EXERCISE DETAILS: Transcribe the entries below exactly; leave every image out.

DATA ROWS:
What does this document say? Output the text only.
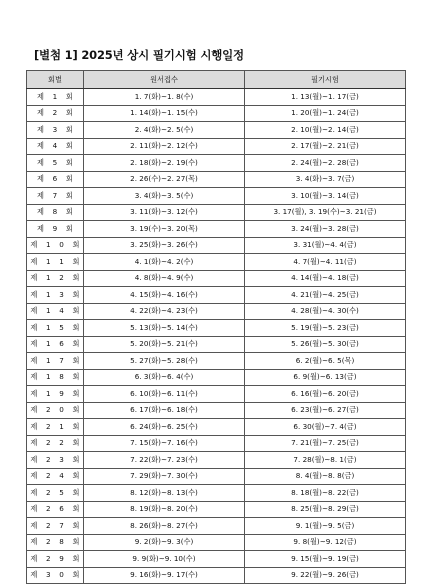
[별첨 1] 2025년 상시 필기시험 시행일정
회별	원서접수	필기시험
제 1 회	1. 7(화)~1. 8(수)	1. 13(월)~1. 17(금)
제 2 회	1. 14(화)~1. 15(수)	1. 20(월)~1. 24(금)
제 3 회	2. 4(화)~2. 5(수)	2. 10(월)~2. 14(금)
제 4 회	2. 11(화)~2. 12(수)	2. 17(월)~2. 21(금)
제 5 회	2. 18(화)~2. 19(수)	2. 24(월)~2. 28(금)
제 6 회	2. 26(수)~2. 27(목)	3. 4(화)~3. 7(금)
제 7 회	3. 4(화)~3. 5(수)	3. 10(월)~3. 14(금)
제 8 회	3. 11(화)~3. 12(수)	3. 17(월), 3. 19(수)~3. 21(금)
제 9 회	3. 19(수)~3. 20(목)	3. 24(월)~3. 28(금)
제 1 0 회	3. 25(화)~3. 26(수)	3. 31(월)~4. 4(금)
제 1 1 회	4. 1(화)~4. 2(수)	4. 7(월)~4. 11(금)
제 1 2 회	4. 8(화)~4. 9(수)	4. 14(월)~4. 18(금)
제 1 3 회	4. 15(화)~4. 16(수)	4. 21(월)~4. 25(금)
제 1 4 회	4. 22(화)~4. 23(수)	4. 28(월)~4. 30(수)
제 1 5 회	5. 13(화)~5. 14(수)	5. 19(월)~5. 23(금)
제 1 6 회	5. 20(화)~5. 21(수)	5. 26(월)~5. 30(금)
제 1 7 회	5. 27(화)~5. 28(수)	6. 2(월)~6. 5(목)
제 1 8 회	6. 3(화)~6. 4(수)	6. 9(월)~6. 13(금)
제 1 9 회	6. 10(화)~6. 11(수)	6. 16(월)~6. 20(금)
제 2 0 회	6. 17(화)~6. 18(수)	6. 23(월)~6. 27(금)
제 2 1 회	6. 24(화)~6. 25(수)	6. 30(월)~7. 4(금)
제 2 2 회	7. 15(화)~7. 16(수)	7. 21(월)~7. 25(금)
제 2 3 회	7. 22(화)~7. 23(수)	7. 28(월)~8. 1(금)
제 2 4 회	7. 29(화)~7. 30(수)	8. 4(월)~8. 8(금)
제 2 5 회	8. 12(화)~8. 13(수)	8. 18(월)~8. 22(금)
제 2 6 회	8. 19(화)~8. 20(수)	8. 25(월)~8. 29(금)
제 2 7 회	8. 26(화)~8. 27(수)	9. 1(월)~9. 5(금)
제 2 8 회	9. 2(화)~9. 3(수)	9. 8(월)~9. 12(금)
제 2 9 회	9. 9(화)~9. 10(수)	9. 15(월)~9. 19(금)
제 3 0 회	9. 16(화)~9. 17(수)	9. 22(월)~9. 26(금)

RESULT OF THIS EXERCISE:
What does this document say? Output the text only.
[별첨 1] 2025년 상시 필기시험 시행일정
회별	원서접수	필기시험
제 1 회	1. 7(화)~1. 8(수)	1. 13(월)~1. 17(금)
제 2 회	1. 14(화)~1. 15(수)	1. 20(월)~1. 24(금)
제 3 회	2. 4(화)~2. 5(수)	2. 10(월)~2. 14(금)
제 4 회	2. 11(화)~2. 12(수)	2. 17(월)~2. 21(금)
제 5 회	2. 18(화)~2. 19(수)	2. 24(월)~2. 28(금)
제 6 회	2. 26(수)~2. 27(목)	3. 4(화)~3. 7(금)
제 7 회	3. 4(화)~3. 5(수)	3. 10(월)~3. 14(금)
제 8 회	3. 11(화)~3. 12(수)	3. 17(월), 3. 19(수)~3. 21(금)
제 9 회	3. 19(수)~3. 20(목)	3. 24(월)~3. 28(금)
제 1 0 회	3. 25(화)~3. 26(수)	3. 31(월)~4. 4(금)
제 1 1 회	4. 1(화)~4. 2(수)	4. 7(월)~4. 11(금)
제 1 2 회	4. 8(화)~4. 9(수)	4. 14(월)~4. 18(금)
제 1 3 회	4. 15(화)~4. 16(수)	4. 21(월)~4. 25(금)
제 1 4 회	4. 22(화)~4. 23(수)	4. 28(월)~4. 30(수)
제 1 5 회	5. 13(화)~5. 14(수)	5. 19(월)~5. 23(금)
제 1 6 회	5. 20(화)~5. 21(수)	5. 26(월)~5. 30(금)
제 1 7 회	5. 27(화)~5. 28(수)	6. 2(월)~6. 5(목)
제 1 8 회	6. 3(화)~6. 4(수)	6. 9(월)~6. 13(금)
제 1 9 회	6. 10(화)~6. 11(수)	6. 16(월)~6. 20(금)
제 2 0 회	6. 17(화)~6. 18(수)	6. 23(월)~6. 27(금)
제 2 1 회	6. 24(화)~6. 25(수)	6. 30(월)~7. 4(금)
제 2 2 회	7. 15(화)~7. 16(수)	7. 21(월)~7. 25(금)
제 2 3 회	7. 22(화)~7. 23(수)	7. 28(월)~8. 1(금)
제 2 4 회	7. 29(화)~7. 30(수)	8. 4(월)~8. 8(금)
제 2 5 회	8. 12(화)~8. 13(수)	8. 18(월)~8. 22(금)
제 2 6 회	8. 19(화)~8. 20(수)	8. 25(월)~8. 29(금)
제 2 7 회	8. 26(화)~8. 27(수)	9. 1(월)~9. 5(금)
제 2 8 회	9. 2(화)~9. 3(수)	9. 8(월)~9. 12(금)
제 2 9 회	9. 9(화)~9. 10(수)	9. 15(월)~9. 19(금)
제 3 0 회	9. 16(화)~9. 17(수)	9. 22(월)~9. 26(금)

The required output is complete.